[Collected data]
+++

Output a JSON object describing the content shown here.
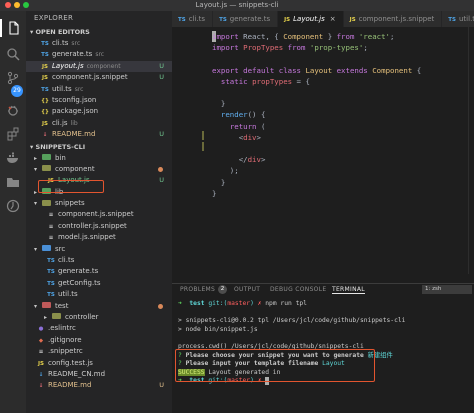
{
  "window": {
    "title": "Layout.js — snippets-cli"
  },
  "sidebar": {
    "header": "EXPLORER",
    "open_editors_label": "OPEN EDITORS",
    "open_editors": [
      {
        "icon": "TS",
        "icon_color": "#4fa5e8",
        "name": "cli.ts",
        "desc": "src",
        "status": "",
        "selected": false,
        "name_color": "#cccccc"
      },
      {
        "icon": "TS",
        "icon_color": "#4fa5e8",
        "name": "generate.ts",
        "desc": "src",
        "status": "",
        "selected": false,
        "name_color": "#cccccc"
      },
      {
        "icon": "JS",
        "icon_color": "#e8d44d",
        "name": "Layout.js",
        "desc": "component",
        "status": "U",
        "selected": true,
        "name_color": "#ffffff"
      },
      {
        "icon": "JS",
        "icon_color": "#e8d44d",
        "name": "component.js.snippet",
        "desc": "",
        "status": "U",
        "selected": false,
        "name_color": "#cccccc"
      },
      {
        "icon": "TS",
        "icon_color": "#4fa5e8",
        "name": "util.ts",
        "desc": "src",
        "status": "",
        "selected": false,
        "name_color": "#cccccc"
      },
      {
        "icon": "{}",
        "icon_color": "#e8d44d",
        "name": "tsconfig.json",
        "desc": "",
        "status": "",
        "selected": false,
        "name_color": "#cccccc"
      },
      {
        "icon": "{}",
        "icon_color": "#e8d44d",
        "name": "package.json",
        "desc": "",
        "status": "",
        "selected": false,
        "name_color": "#cccccc"
      },
      {
        "icon": "JS",
        "icon_color": "#e8d44d",
        "name": "cli.js",
        "desc": "lib",
        "status": "",
        "selected": false,
        "name_color": "#cccccc"
      },
      {
        "icon": "↓",
        "icon_color": "#e06c75",
        "name": "README.md",
        "desc": "",
        "status": "U",
        "selected": false,
        "name_color": "#e2c08d"
      }
    ],
    "project_label": "SNIPPETS-CLI",
    "tree": [
      {
        "type": "folder",
        "indent": 0,
        "name": "bin",
        "color": "green",
        "status": "",
        "name_color": "#cccccc"
      },
      {
        "type": "folder-open",
        "indent": 0,
        "name": "component",
        "color": "yellow",
        "status": "dot",
        "name_color": "#cccccc"
      },
      {
        "type": "file",
        "indent": 1,
        "icon": "JS",
        "icon_color": "#e8d44d",
        "name": "Layout.js",
        "status": "U",
        "name_color": "#73c991"
      },
      {
        "type": "folder",
        "indent": 0,
        "name": "lib",
        "color": "green",
        "status": "",
        "name_color": "#cccccc"
      },
      {
        "type": "folder-open",
        "indent": 0,
        "name": "snippets",
        "color": "yellow",
        "status": "",
        "name_color": "#cccccc"
      },
      {
        "type": "file",
        "indent": 1,
        "icon": "≡",
        "icon_color": "#cccccc",
        "name": "component.js.snippet",
        "status": "",
        "name_color": "#cccccc"
      },
      {
        "type": "file",
        "indent": 1,
        "icon": "≡",
        "icon_color": "#cccccc",
        "name": "controller.js.snippet",
        "status": "",
        "name_color": "#cccccc"
      },
      {
        "type": "file",
        "indent": 1,
        "icon": "≡",
        "icon_color": "#cccccc",
        "name": "model.js.snippet",
        "status": "",
        "name_color": "#cccccc"
      },
      {
        "type": "folder-open",
        "indent": 0,
        "name": "src",
        "color": "blue",
        "status": "",
        "name_color": "#cccccc"
      },
      {
        "type": "file",
        "indent": 1,
        "icon": "TS",
        "icon_color": "#4fa5e8",
        "name": "cli.ts",
        "status": "",
        "name_color": "#cccccc"
      },
      {
        "type": "file",
        "indent": 1,
        "icon": "TS",
        "icon_color": "#4fa5e8",
        "name": "generate.ts",
        "status": "",
        "name_color": "#cccccc"
      },
      {
        "type": "file",
        "indent": 1,
        "icon": "TS",
        "icon_color": "#4fa5e8",
        "name": "getConfig.ts",
        "status": "",
        "name_color": "#cccccc"
      },
      {
        "type": "file",
        "indent": 1,
        "icon": "TS",
        "icon_color": "#4fa5e8",
        "name": "util.ts",
        "status": "",
        "name_color": "#cccccc"
      },
      {
        "type": "folder-open",
        "indent": 0,
        "name": "test",
        "color": "red",
        "status": "dot",
        "name_color": "#cccccc"
      },
      {
        "type": "folder",
        "indent": 1,
        "name": "controller",
        "color": "yellow",
        "status": "",
        "name_color": "#cccccc"
      },
      {
        "type": "file",
        "indent": 0,
        "icon": "●",
        "icon_color": "#8b6fd6",
        "name": ".eslintrc",
        "status": "",
        "name_color": "#cccccc"
      },
      {
        "type": "file",
        "indent": 0,
        "icon": "◆",
        "icon_color": "#e06c50",
        "name": ".gitignore",
        "status": "",
        "name_color": "#cccccc"
      },
      {
        "type": "file",
        "indent": 0,
        "icon": "≡",
        "icon_color": "#cccccc",
        "name": ".snippetrc",
        "status": "",
        "name_color": "#cccccc"
      },
      {
        "type": "file",
        "indent": 0,
        "icon": "JS",
        "icon_color": "#e8d44d",
        "name": "config.test.js",
        "status": "",
        "name_color": "#cccccc"
      },
      {
        "type": "file",
        "indent": 0,
        "icon": "↓",
        "icon_color": "#4fa5e8",
        "name": "README_CN.md",
        "status": "",
        "name_color": "#cccccc"
      },
      {
        "type": "file",
        "indent": 0,
        "icon": "↓",
        "icon_color": "#e06c75",
        "name": "README.md",
        "status": "U",
        "name_color": "#e2c08d"
      }
    ]
  },
  "activity": {
    "scm_badge": "29"
  },
  "tabs": [
    {
      "kind": "TS",
      "label": "cli.ts",
      "active": false,
      "close": ""
    },
    {
      "kind": "TS",
      "label": "generate.ts",
      "active": false,
      "close": ""
    },
    {
      "kind": "JS",
      "label": "Layout.js",
      "active": true,
      "close": "×"
    },
    {
      "kind": "JS",
      "label": "component.js.snippet",
      "active": false,
      "close": ""
    },
    {
      "kind": "TS",
      "label": "util.ts",
      "active": false,
      "close": ""
    }
  ],
  "code": [
    [
      [
        "cursor",
        "i"
      ],
      [
        "kw",
        "mport "
      ],
      [
        "plain",
        "React, { "
      ],
      [
        "cls",
        "Component"
      ],
      [
        "plain",
        " } "
      ],
      [
        "kw",
        "from "
      ],
      [
        "str",
        "'react'"
      ],
      [
        "plain",
        ";"
      ]
    ],
    [
      [
        "kw",
        "import "
      ],
      [
        "tag",
        "PropTypes"
      ],
      [
        "kw",
        " from "
      ],
      [
        "str",
        "'prop-types'"
      ],
      [
        "plain",
        ";"
      ]
    ],
    [],
    [
      [
        "kw",
        "export default class "
      ],
      [
        "cls",
        "Layout "
      ],
      [
        "kw",
        "extends "
      ],
      [
        "cls",
        "Component"
      ],
      [
        "plain",
        " {"
      ]
    ],
    [
      [
        "plain",
        "  "
      ],
      [
        "kw",
        "static "
      ],
      [
        "prop",
        "propTypes"
      ],
      [
        "plain",
        " = {"
      ]
    ],
    [],
    [
      [
        "plain",
        "  }"
      ]
    ],
    [
      [
        "plain",
        "  "
      ],
      [
        "fn",
        "render"
      ],
      [
        "plain",
        "() {"
      ]
    ],
    [
      [
        "plain",
        "    "
      ],
      [
        "kw",
        "return"
      ],
      [
        "plain",
        " ("
      ]
    ],
    [
      [
        "plain",
        "      <"
      ],
      [
        "tag",
        "div"
      ],
      [
        "plain",
        ">"
      ]
    ],
    [],
    [
      [
        "plain",
        "      </"
      ],
      [
        "tag",
        "div"
      ],
      [
        "plain",
        ">"
      ]
    ],
    [
      [
        "plain",
        "    );"
      ]
    ],
    [
      [
        "plain",
        "  }"
      ]
    ],
    [
      [
        "plain",
        "}"
      ]
    ]
  ],
  "panel": {
    "tabs": [
      "PROBLEMS",
      "OUTPUT",
      "DEBUG CONSOLE",
      "TERMINAL"
    ],
    "active_tab": "TERMINAL",
    "problems_count": "2",
    "shell": "1: zsh"
  },
  "terminal": [
    [
      [
        "green bold",
        "➜  "
      ],
      [
        "cyan bold",
        "test "
      ],
      [
        "cyan",
        "git:("
      ],
      [
        "red",
        "master"
      ],
      [
        "cyan",
        ") "
      ],
      [
        "red",
        "✗ "
      ],
      [
        "plain",
        "npm run tpl"
      ]
    ],
    [],
    [
      [
        "plain",
        "> snippets-cli@0.0.2 tpl /Users/jcl/code/github/snippets-cli"
      ]
    ],
    [
      [
        "plain",
        "> node bin/snippet.js"
      ]
    ],
    [],
    [
      [
        "plain",
        "process.cwd() /Users/jcl/code/github/snippets-cli"
      ]
    ],
    [
      [
        "green",
        "? "
      ],
      [
        "bold",
        "Please choose your snippet you want to generate "
      ],
      [
        "cyan",
        "新建组件"
      ]
    ],
    [
      [
        "green",
        "? "
      ],
      [
        "bold",
        "Please input your template filename "
      ],
      [
        "cyan",
        "Layout"
      ]
    ],
    [
      [
        "yellowbg",
        "SUCCESS"
      ],
      [
        "plain",
        " Layout generated in"
      ]
    ],
    [
      [
        "green bold",
        "➜  "
      ],
      [
        "cyan bold",
        "test "
      ],
      [
        "cyan",
        "git:("
      ],
      [
        "red",
        "master"
      ],
      [
        "cyan",
        ") "
      ],
      [
        "red",
        "✗ "
      ],
      [
        "cursor",
        " "
      ]
    ]
  ]
}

+++

REQUIREMENTS >> Copy each line of the entries that includes the word "Layout".

TASK SOLUTION >>
    "title": "Layout.js — snippets-cli"
        "name": "Layout.js",
        "name": "Layout.js",
      "label": "Layout.js",
        "Layout "
        "Layout"
        " Layout generated in"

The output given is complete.